**GIVEN REQUEST**
Find the string "compare" in the records. Copy every line it appears in.

**Stored data**
-----
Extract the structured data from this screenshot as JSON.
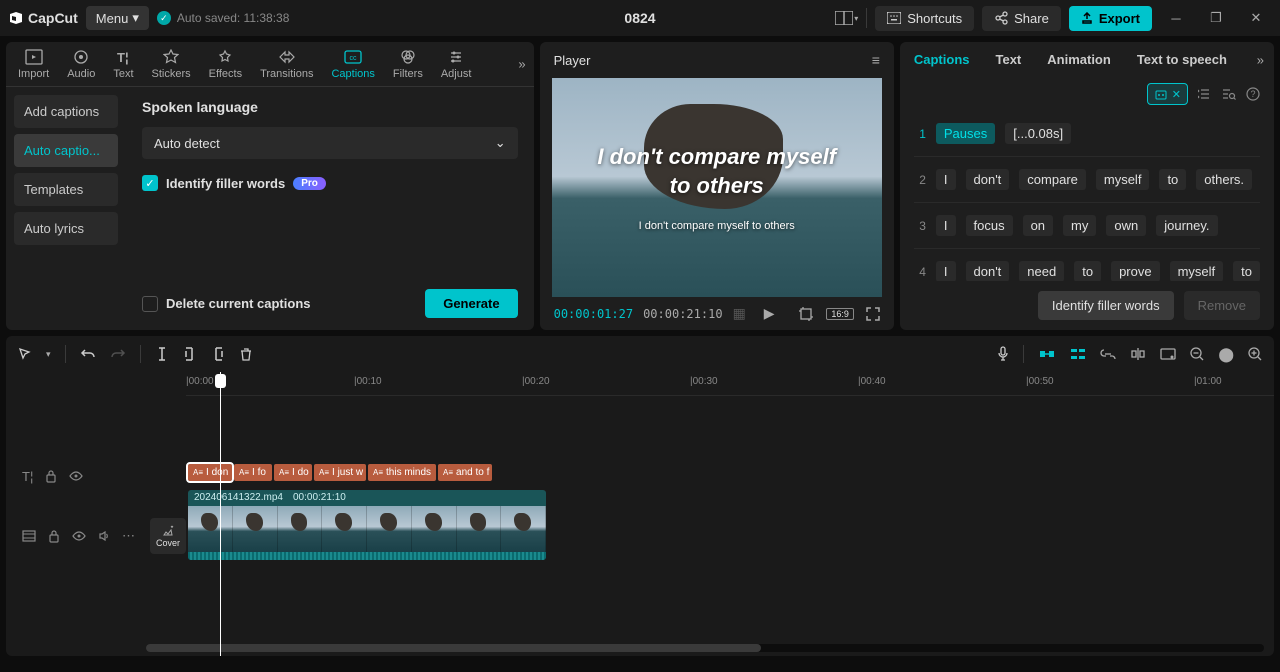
{
  "titlebar": {
    "app_name": "CapCut",
    "menu_label": "Menu",
    "autosave_label": "Auto saved: 11:38:38",
    "project_title": "0824",
    "shortcuts": "Shortcuts",
    "share": "Share",
    "export": "Export"
  },
  "tool_tabs": [
    {
      "label": "Import",
      "icon": "import"
    },
    {
      "label": "Audio",
      "icon": "audio"
    },
    {
      "label": "Text",
      "icon": "text"
    },
    {
      "label": "Stickers",
      "icon": "stickers"
    },
    {
      "label": "Effects",
      "icon": "effects"
    },
    {
      "label": "Transitions",
      "icon": "transitions"
    },
    {
      "label": "Captions",
      "icon": "captions",
      "active": true
    },
    {
      "label": "Filters",
      "icon": "filters"
    },
    {
      "label": "Adjust",
      "icon": "adjust"
    }
  ],
  "captions_sidebar": [
    {
      "label": "Add captions"
    },
    {
      "label": "Auto captio...",
      "active": true
    },
    {
      "label": "Templates"
    },
    {
      "label": "Auto lyrics"
    }
  ],
  "captions_panel": {
    "section_title": "Spoken language",
    "language_value": "Auto detect",
    "identify_filler": "Identify filler words",
    "pro": "Pro",
    "delete_current": "Delete current captions",
    "generate": "Generate"
  },
  "player": {
    "title": "Player",
    "caption_line1": "I don't compare myself",
    "caption_line2": "to others",
    "caption_sub": "I don't compare myself to others",
    "time_current": "00:00:01:27",
    "time_total": "00:00:21:10",
    "ratio": "16:9"
  },
  "right_tabs": [
    "Captions",
    "Text",
    "Animation",
    "Text to speech"
  ],
  "caption_rows": [
    {
      "n": "1",
      "words": [
        "Pauses",
        "[...0.08s]"
      ],
      "first_highlight": true
    },
    {
      "n": "2",
      "words": [
        "I",
        "don't",
        "compare",
        "myself",
        "to",
        "others."
      ]
    },
    {
      "n": "3",
      "words": [
        "I",
        "focus",
        "on",
        "my",
        "own",
        "journey."
      ]
    },
    {
      "n": "4",
      "words": [
        "I",
        "don't",
        "need",
        "to",
        "prove",
        "myself",
        "to"
      ]
    }
  ],
  "right_footer": {
    "identify": "Identify filler words",
    "remove": "Remove"
  },
  "ruler": [
    "|00:00",
    "|00:10",
    "|00:20",
    "|00:30",
    "|00:40",
    "|00:50",
    "|01:00"
  ],
  "timeline": {
    "cover": "Cover",
    "caption_clips": [
      "I don",
      "I fo",
      "I do",
      "I just w",
      "this minds",
      "and to f"
    ],
    "video_name": "202406141322.mp4",
    "video_duration": "00:00:21:10"
  }
}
-----
**TASK SOLUTION**
    "caption_line1": "I don't compare myself",
    "caption_sub": "I don't compare myself to others",
        "compare",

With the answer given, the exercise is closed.